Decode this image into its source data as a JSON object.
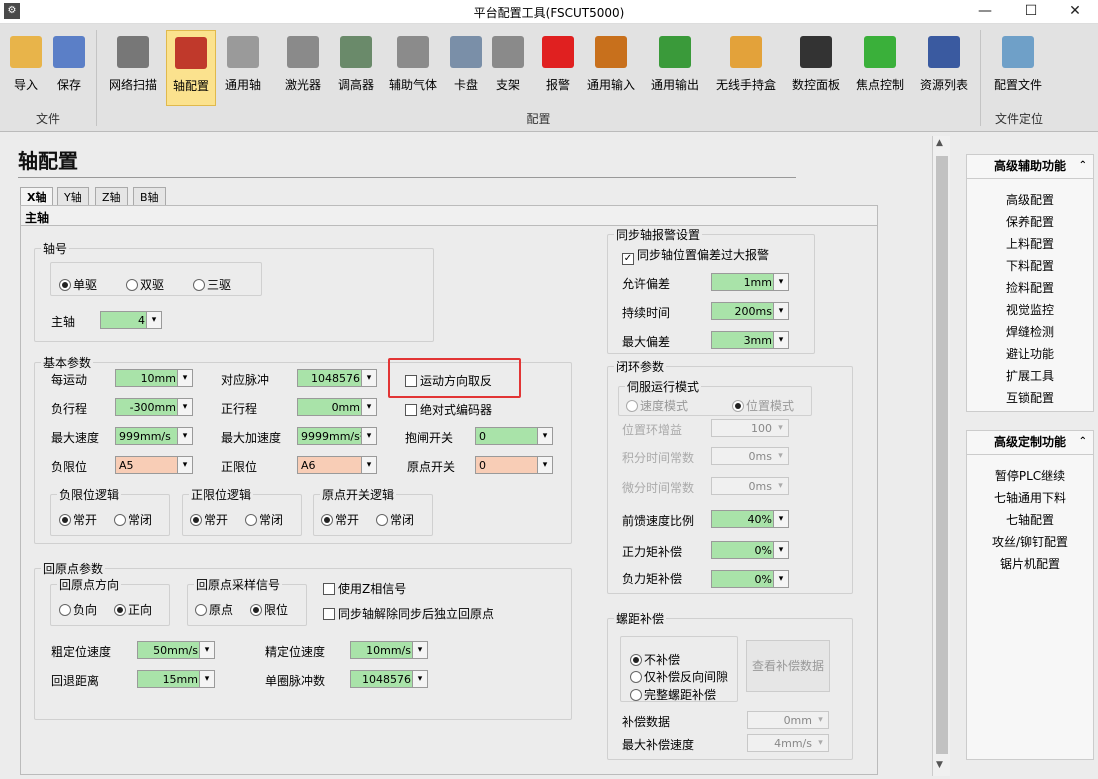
{
  "window": {
    "title": "平台配置工具(FSCUT5000)",
    "icon": "app-icon",
    "min": "—",
    "max": "☐",
    "close": "✕"
  },
  "ribbon": {
    "buttons": [
      {
        "label": "导入",
        "icon": "folder-open-icon",
        "color": "#e8b44a"
      },
      {
        "label": "保存",
        "icon": "floppy-disk-icon",
        "color": "#5b7fc7"
      },
      {
        "label": "网络扫描",
        "icon": "network-scan-icon",
        "color": "#777777"
      },
      {
        "label": "轴配置",
        "icon": "axis-motor-icon",
        "color": "#c0392b"
      },
      {
        "label": "通用轴",
        "icon": "generic-axis-icon",
        "color": "#9a9a9a"
      },
      {
        "label": "激光器",
        "icon": "laser-icon",
        "color": "#8a8a8a"
      },
      {
        "label": "调高器",
        "icon": "height-controller-icon",
        "color": "#6a8a6a"
      },
      {
        "label": "辅助气体",
        "icon": "gas-gauge-icon",
        "color": "#8b8b8b"
      },
      {
        "label": "卡盘",
        "icon": "chuck-icon",
        "color": "#7a8fa8"
      },
      {
        "label": "支架",
        "icon": "bracket-icon",
        "color": "#8a8a8a"
      },
      {
        "label": "报警",
        "icon": "alarm-light-icon",
        "color": "#e02020"
      },
      {
        "label": "通用输入",
        "icon": "input-arrow-icon",
        "color": "#c8701c"
      },
      {
        "label": "通用输出",
        "icon": "output-arrow-icon",
        "color": "#3a9a3a"
      },
      {
        "label": "无线手持盒",
        "icon": "wireless-handheld-icon",
        "color": "#e3a23a"
      },
      {
        "label": "数控面板",
        "icon": "cnc-panel-icon",
        "color": "#333333"
      },
      {
        "label": "焦点控制",
        "icon": "focus-control-icon",
        "color": "#3ab03a"
      },
      {
        "label": "资源列表",
        "icon": "resource-list-icon",
        "color": "#3a5aa0"
      },
      {
        "label": "配置文件",
        "icon": "config-file-icon",
        "color": "#6fa0c8"
      }
    ],
    "groups": {
      "file": "文件",
      "config": "配置",
      "locate": "文件定位"
    }
  },
  "page": {
    "title": "轴配置",
    "tabs": [
      "X轴",
      "Y轴",
      "Z轴",
      "B轴"
    ],
    "subtab": "主轴"
  },
  "axis_no": {
    "title": "轴号",
    "drive_opts": [
      "单驱",
      "双驱",
      "三驱"
    ],
    "main_axis_label": "主轴",
    "main_axis_value": "4"
  },
  "basic": {
    "title": "基本参数",
    "per_move_label": "每运动",
    "per_move_value": "10mm",
    "pulse_label": "对应脉冲",
    "pulse_value": "1048576",
    "neg_travel_label": "负行程",
    "neg_travel_value": "-300mm",
    "pos_travel_label": "正行程",
    "pos_travel_value": "0mm",
    "max_speed_label": "最大速度",
    "max_speed_value": "999mm/s",
    "max_accel_label": "最大加速度",
    "max_accel_value": "9999mm/s²",
    "reverse_label": "运动方向取反",
    "abs_encoder_label": "绝对式编码器",
    "brake_label": "抱闸开关",
    "brake_value": "0",
    "neg_limit_label": "负限位",
    "neg_limit_value": "A5",
    "pos_limit_label": "正限位",
    "pos_limit_value": "A6",
    "home_switch_label": "原点开关",
    "home_switch_value": "0",
    "neg_logic_title": "负限位逻辑",
    "pos_logic_title": "正限位逻辑",
    "home_logic_title": "原点开关逻辑",
    "logic_opts": [
      "常开",
      "常闭"
    ]
  },
  "homing": {
    "title": "回原点参数",
    "dir_title": "回原点方向",
    "dir_opts": [
      "负向",
      "正向"
    ],
    "signal_title": "回原点采样信号",
    "signal_opts": [
      "原点",
      "限位"
    ],
    "use_z_label": "使用Z相信号",
    "indep_label": "同步轴解除同步后独立回原点",
    "coarse_label": "粗定位速度",
    "coarse_value": "50mm/s",
    "fine_label": "精定位速度",
    "fine_value": "10mm/s",
    "retreat_label": "回退距离",
    "retreat_value": "15mm",
    "pulses_label": "单圈脉冲数",
    "pulses_value": "1048576"
  },
  "sync_alarm": {
    "title": "同步轴报警设置",
    "enable_label": "同步轴位置偏差过大报警",
    "allow_label": "允许偏差",
    "allow_value": "1mm",
    "duration_label": "持续时间",
    "duration_value": "200ms",
    "max_label": "最大偏差",
    "max_value": "3mm"
  },
  "closed_loop": {
    "title": "闭环参数",
    "servo_title": "伺服运行模式",
    "servo_opts": [
      "速度模式",
      "位置模式"
    ],
    "pos_gain_label": "位置环增益",
    "pos_gain_value": "100",
    "int_label": "积分时间常数",
    "int_value": "0ms",
    "diff_label": "微分时间常数",
    "diff_value": "0ms",
    "ff_label": "前馈速度比例",
    "ff_value": "40%",
    "pos_torque_label": "正力矩补偿",
    "pos_torque_value": "0%",
    "neg_torque_label": "负力矩补偿",
    "neg_torque_value": "0%"
  },
  "pitch": {
    "title": "螺距补偿",
    "opts": [
      "不补偿",
      "仅补偿反向间隙",
      "完整螺距补偿"
    ],
    "view_btn": "查看补偿数据",
    "data_label": "补偿数据",
    "data_value": "0mm",
    "max_speed_label": "最大补偿速度",
    "max_speed_value": "4mm/s"
  },
  "right_panel": {
    "adv_aux": {
      "title": "高级辅助功能",
      "items": [
        "高级配置",
        "保养配置",
        "上料配置",
        "下料配置",
        "捡料配置",
        "视觉监控",
        "焊缝检测",
        "避让功能",
        "扩展工具",
        "互锁配置"
      ]
    },
    "adv_custom": {
      "title": "高级定制功能",
      "items": [
        "暂停PLC继续",
        "七轴通用下料",
        "七轴配置",
        "攻丝/铆钉配置",
        "锯片机配置"
      ]
    }
  }
}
━━━━
__DIRECTIVE__. All the lines above are to be reproduced exactly, except the pictures.

__RESULT FOR THIS EXERCISE__.
Decode this image into its source data as a JSON object.
{
  "window": {
    "title": "平台配置工具(FSCUT5000)",
    "icon": "app-icon",
    "min": "—",
    "max": "☐",
    "close": "✕"
  },
  "ribbon": {
    "buttons": [
      {
        "label": "导入",
        "icon": "folder-open-icon",
        "color": "#e8b44a"
      },
      {
        "label": "保存",
        "icon": "floppy-disk-icon",
        "color": "#5b7fc7"
      },
      {
        "label": "网络扫描",
        "icon": "network-scan-icon",
        "color": "#777777"
      },
      {
        "label": "轴配置",
        "icon": "axis-motor-icon",
        "color": "#c0392b"
      },
      {
        "label": "通用轴",
        "icon": "generic-axis-icon",
        "color": "#9a9a9a"
      },
      {
        "label": "激光器",
        "icon": "laser-icon",
        "color": "#8a8a8a"
      },
      {
        "label": "调高器",
        "icon": "height-controller-icon",
        "color": "#6a8a6a"
      },
      {
        "label": "辅助气体",
        "icon": "gas-gauge-icon",
        "color": "#8b8b8b"
      },
      {
        "label": "卡盘",
        "icon": "chuck-icon",
        "color": "#7a8fa8"
      },
      {
        "label": "支架",
        "icon": "bracket-icon",
        "color": "#8a8a8a"
      },
      {
        "label": "报警",
        "icon": "alarm-light-icon",
        "color": "#e02020"
      },
      {
        "label": "通用输入",
        "icon": "input-arrow-icon",
        "color": "#c8701c"
      },
      {
        "label": "通用输出",
        "icon": "output-arrow-icon",
        "color": "#3a9a3a"
      },
      {
        "label": "无线手持盒",
        "icon": "wireless-handheld-icon",
        "color": "#e3a23a"
      },
      {
        "label": "数控面板",
        "icon": "cnc-panel-icon",
        "color": "#333333"
      },
      {
        "label": "焦点控制",
        "icon": "focus-control-icon",
        "color": "#3ab03a"
      },
      {
        "label": "资源列表",
        "icon": "resource-list-icon",
        "color": "#3a5aa0"
      },
      {
        "label": "配置文件",
        "icon": "config-file-icon",
        "color": "#6fa0c8"
      }
    ],
    "groups": {
      "file": "文件",
      "config": "配置",
      "locate": "文件定位"
    }
  },
  "page": {
    "title": "轴配置",
    "tabs": [
      "X轴",
      "Y轴",
      "Z轴",
      "B轴"
    ],
    "subtab": "主轴"
  },
  "axis_no": {
    "title": "轴号",
    "drive_opts": [
      "单驱",
      "双驱",
      "三驱"
    ],
    "main_axis_label": "主轴",
    "main_axis_value": "4"
  },
  "basic": {
    "title": "基本参数",
    "per_move_label": "每运动",
    "per_move_value": "10mm",
    "pulse_label": "对应脉冲",
    "pulse_value": "1048576",
    "neg_travel_label": "负行程",
    "neg_travel_value": "-300mm",
    "pos_travel_label": "正行程",
    "pos_travel_value": "0mm",
    "max_speed_label": "最大速度",
    "max_speed_value": "999mm/s",
    "max_accel_label": "最大加速度",
    "max_accel_value": "9999mm/s²",
    "reverse_label": "运动方向取反",
    "abs_encoder_label": "绝对式编码器",
    "brake_label": "抱闸开关",
    "brake_value": "0",
    "neg_limit_label": "负限位",
    "neg_limit_value": "A5",
    "pos_limit_label": "正限位",
    "pos_limit_value": "A6",
    "home_switch_label": "原点开关",
    "home_switch_value": "0",
    "neg_logic_title": "负限位逻辑",
    "pos_logic_title": "正限位逻辑",
    "home_logic_title": "原点开关逻辑",
    "logic_opts": [
      "常开",
      "常闭"
    ]
  },
  "homing": {
    "title": "回原点参数",
    "dir_title": "回原点方向",
    "dir_opts": [
      "负向",
      "正向"
    ],
    "signal_title": "回原点采样信号",
    "signal_opts": [
      "原点",
      "限位"
    ],
    "use_z_label": "使用Z相信号",
    "indep_label": "同步轴解除同步后独立回原点",
    "coarse_label": "粗定位速度",
    "coarse_value": "50mm/s",
    "fine_label": "精定位速度",
    "fine_value": "10mm/s",
    "retreat_label": "回退距离",
    "retreat_value": "15mm",
    "pulses_label": "单圈脉冲数",
    "pulses_value": "1048576"
  },
  "sync_alarm": {
    "title": "同步轴报警设置",
    "enable_label": "同步轴位置偏差过大报警",
    "allow_label": "允许偏差",
    "allow_value": "1mm",
    "duration_label": "持续时间",
    "duration_value": "200ms",
    "max_label": "最大偏差",
    "max_value": "3mm"
  },
  "closed_loop": {
    "title": "闭环参数",
    "servo_title": "伺服运行模式",
    "servo_opts": [
      "速度模式",
      "位置模式"
    ],
    "pos_gain_label": "位置环增益",
    "pos_gain_value": "100",
    "int_label": "积分时间常数",
    "int_value": "0ms",
    "diff_label": "微分时间常数",
    "diff_value": "0ms",
    "ff_label": "前馈速度比例",
    "ff_value": "40%",
    "pos_torque_label": "正力矩补偿",
    "pos_torque_value": "0%",
    "neg_torque_label": "负力矩补偿",
    "neg_torque_value": "0%"
  },
  "pitch": {
    "title": "螺距补偿",
    "opts": [
      "不补偿",
      "仅补偿反向间隙",
      "完整螺距补偿"
    ],
    "view_btn": "查看补偿数据",
    "data_label": "补偿数据",
    "data_value": "0mm",
    "max_speed_label": "最大补偿速度",
    "max_speed_value": "4mm/s"
  },
  "right_panel": {
    "adv_aux": {
      "title": "高级辅助功能",
      "items": [
        "高级配置",
        "保养配置",
        "上料配置",
        "下料配置",
        "捡料配置",
        "视觉监控",
        "焊缝检测",
        "避让功能",
        "扩展工具",
        "互锁配置"
      ]
    },
    "adv_custom": {
      "title": "高级定制功能",
      "items": [
        "暂停PLC继续",
        "七轴通用下料",
        "七轴配置",
        "攻丝/铆钉配置",
        "锯片机配置"
      ]
    }
  }
}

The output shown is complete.